**YOUR INSTRUCTIONS**. Rewrite each of the following entries, replacing "bar" with "column" and leaving everything else the same.

**ENTRIES SHOWN**.
===============
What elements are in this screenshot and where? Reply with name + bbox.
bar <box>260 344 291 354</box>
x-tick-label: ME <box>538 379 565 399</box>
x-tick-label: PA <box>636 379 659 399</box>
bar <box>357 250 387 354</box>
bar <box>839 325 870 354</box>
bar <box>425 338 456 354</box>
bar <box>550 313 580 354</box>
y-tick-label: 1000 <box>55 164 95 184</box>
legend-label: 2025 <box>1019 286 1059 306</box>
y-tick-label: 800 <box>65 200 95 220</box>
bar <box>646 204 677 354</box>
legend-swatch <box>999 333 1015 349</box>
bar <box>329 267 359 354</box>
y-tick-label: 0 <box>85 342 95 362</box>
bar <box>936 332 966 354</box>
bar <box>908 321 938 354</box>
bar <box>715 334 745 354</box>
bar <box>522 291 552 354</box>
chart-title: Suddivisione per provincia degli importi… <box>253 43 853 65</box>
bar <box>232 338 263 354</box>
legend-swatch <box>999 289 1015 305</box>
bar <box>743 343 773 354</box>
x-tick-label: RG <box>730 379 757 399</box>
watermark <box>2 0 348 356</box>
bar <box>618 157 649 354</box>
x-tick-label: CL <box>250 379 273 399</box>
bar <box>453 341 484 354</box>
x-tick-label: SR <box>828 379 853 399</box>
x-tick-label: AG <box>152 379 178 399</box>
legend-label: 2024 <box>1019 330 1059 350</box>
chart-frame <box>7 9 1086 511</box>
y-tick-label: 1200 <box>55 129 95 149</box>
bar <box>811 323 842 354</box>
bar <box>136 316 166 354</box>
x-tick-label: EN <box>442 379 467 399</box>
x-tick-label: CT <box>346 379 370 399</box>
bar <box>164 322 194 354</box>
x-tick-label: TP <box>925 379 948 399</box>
===============
**OUTPUT FOR THIS TASK**.
What elements are in this screenshot and where? Reply with name + bbox.
column <box>260 344 291 354</box>
x-tick-label: ME <box>538 379 565 399</box>
x-tick-label: PA <box>636 379 659 399</box>
column <box>357 250 387 354</box>
column <box>839 325 870 354</box>
column <box>425 338 456 354</box>
column <box>550 313 580 354</box>
y-tick-label: 1000 <box>55 164 95 184</box>
legend-label: 2025 <box>1019 286 1059 306</box>
y-tick-label: 800 <box>65 200 95 220</box>
column <box>646 204 677 354</box>
legend-swatch <box>999 333 1015 349</box>
column <box>329 267 359 354</box>
y-tick-label: 0 <box>85 342 95 362</box>
column <box>936 332 966 354</box>
column <box>908 321 938 354</box>
column <box>715 334 745 354</box>
column <box>522 291 552 354</box>
chart-title: Suddivisione per provincia degli importi… <box>253 43 853 65</box>
column <box>232 338 263 354</box>
legend-swatch <box>999 289 1015 305</box>
column <box>743 343 773 354</box>
x-tick-label: RG <box>730 379 757 399</box>
watermark <box>2 0 348 356</box>
column <box>618 157 649 354</box>
x-tick-label: CL <box>250 379 273 399</box>
column <box>453 341 484 354</box>
x-tick-label: SR <box>828 379 853 399</box>
x-tick-label: AG <box>152 379 178 399</box>
legend-label: 2024 <box>1019 330 1059 350</box>
chart-frame <box>7 9 1086 511</box>
y-tick-label: 1200 <box>55 129 95 149</box>
column <box>811 323 842 354</box>
column <box>136 316 166 354</box>
x-tick-label: EN <box>442 379 467 399</box>
x-tick-label: CT <box>346 379 370 399</box>
column <box>164 322 194 354</box>
x-tick-label: TP <box>925 379 948 399</box>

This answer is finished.